• Exercise description: Can you output the material exactly as written, minus any pictures it holds?

• Exercise inputs:

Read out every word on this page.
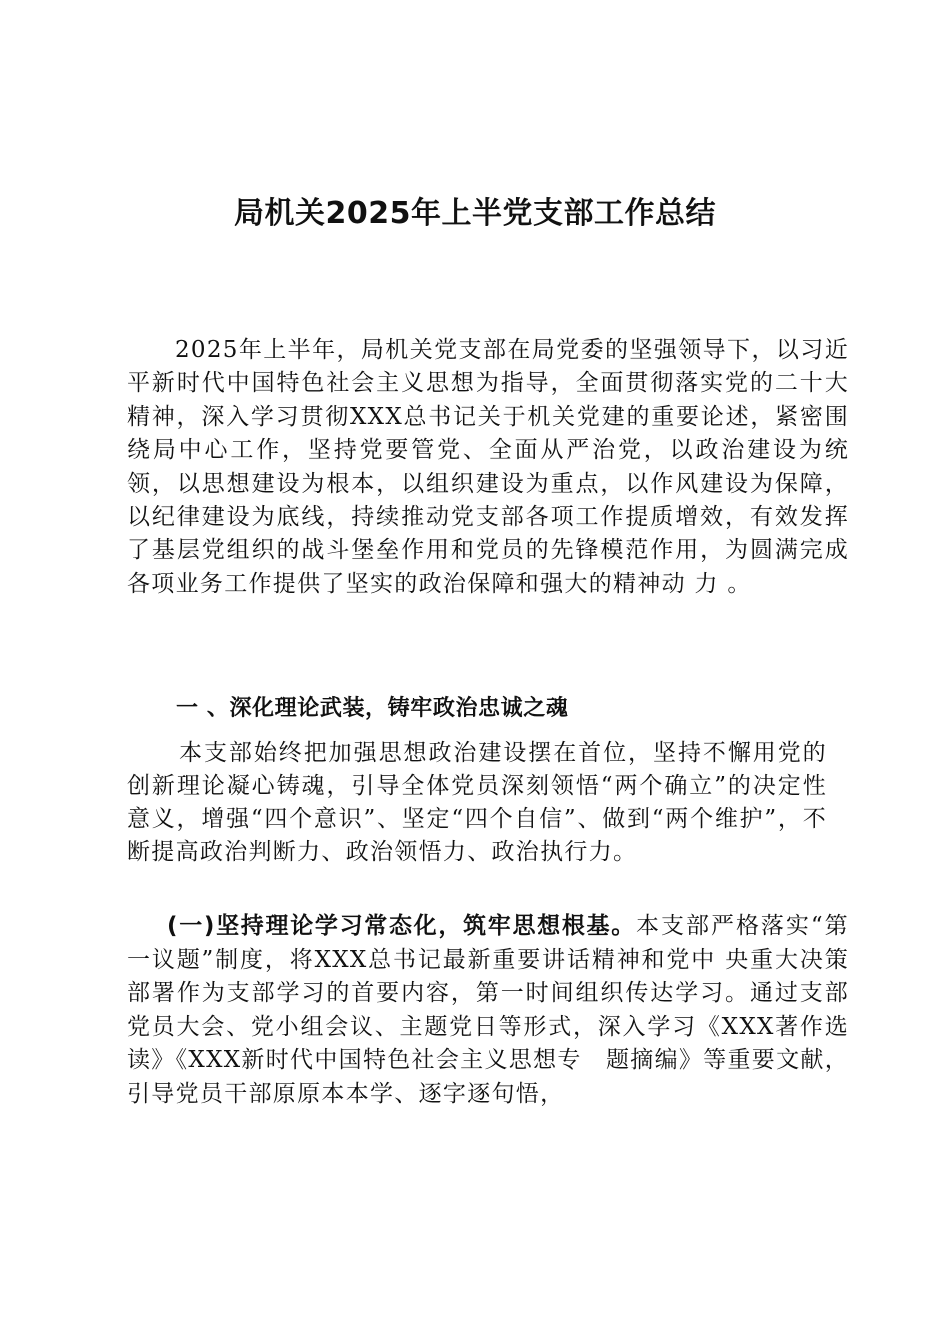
局机关2025年上半党支部工作总结

2025年上半年，局机关党支部在局党委的坚强领导下，以习近平新时代中国特色社会主义思想为指导，全面贯彻落实党的二十大精神，深入学习贯彻XXX总书记关于机关党建的重要论述，紧密围绕局中心工作，坚持党要管党、全面从严治党，以政治建设为统领，以思想建设为根本，以组织建设为重点，以作风建设为保障，以纪律建设为底线，持续推动党支部各项工作提质增效，有效发挥了基层党组织的战斗堡垒作用和党员的先锋模范作用，为圆满完成各项业务工作提供了坚实的政治保障和强大的精神动 力 。

一 、深化理论武装，铸牢政治忠诚之魂

本支部始终把加强思想政治建设摆在首位，坚持不懈用党的创新理论凝心铸魂，引导全体党员深刻领悟“两个确立”的决定性意义，增强“四个意识”、坚定“四个自信”、做到“两个维护”，不断提高政治判断力、政治领悟力、政治执行力。

(一)坚持理论学习常态化，筑牢思想根基。本支部严格落实“第一议题”制度，将XXX总书记最新重要讲话精神和党中 央重大决策部署作为支部学习的首要内容，第一时间组织传达学习。通过支部党员大会、党小组会议、主题党日等形式，深入学习《XXX著作选读》《XXX新时代中国特色社会主义思想专　题摘编》等重要文献，引导党员干部原原本本学、逐字逐句悟，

• Solution to the exercise:
Read out every word on this page.
局机关2025年上半党支部工作总结

2025年上半年，局机关党支部在局党委的坚强领导下，以习近平新时代中国特色社会主义思想为指导，全面贯彻落实党的二十大精神，深入学习贯彻XXX总书记关于机关党建的重要论述，紧密围绕局中心工作，坚持党要管党、全面从严治党，以政治建设为统领，以思想建设为根本，以组织建设为重点，以作风建设为保障，以纪律建设为底线，持续推动党支部各项工作提质增效，有效发挥了基层党组织的战斗堡垒作用和党员的先锋模范作用，为圆满完成各项业务工作提供了坚实的政治保障和强大的精神动 力 。

一 、深化理论武装，铸牢政治忠诚之魂

本支部始终把加强思想政治建设摆在首位，坚持不懈用党的创新理论凝心铸魂，引导全体党员深刻领悟“两个确立”的决定性意义，增强“四个意识”、坚定“四个自信”、做到“两个维护”，不断提高政治判断力、政治领悟力、政治执行力。

(一)坚持理论学习常态化，筑牢思想根基。本支部严格落实“第一议题”制度，将XXX总书记最新重要讲话精神和党中 央重大决策部署作为支部学习的首要内容，第一时间组织传达学习。通过支部党员大会、党小组会议、主题党日等形式，深入学习《XXX著作选读》《XXX新时代中国特色社会主义思想专　题摘编》等重要文献，引导党员干部原原本本学、逐字逐句悟，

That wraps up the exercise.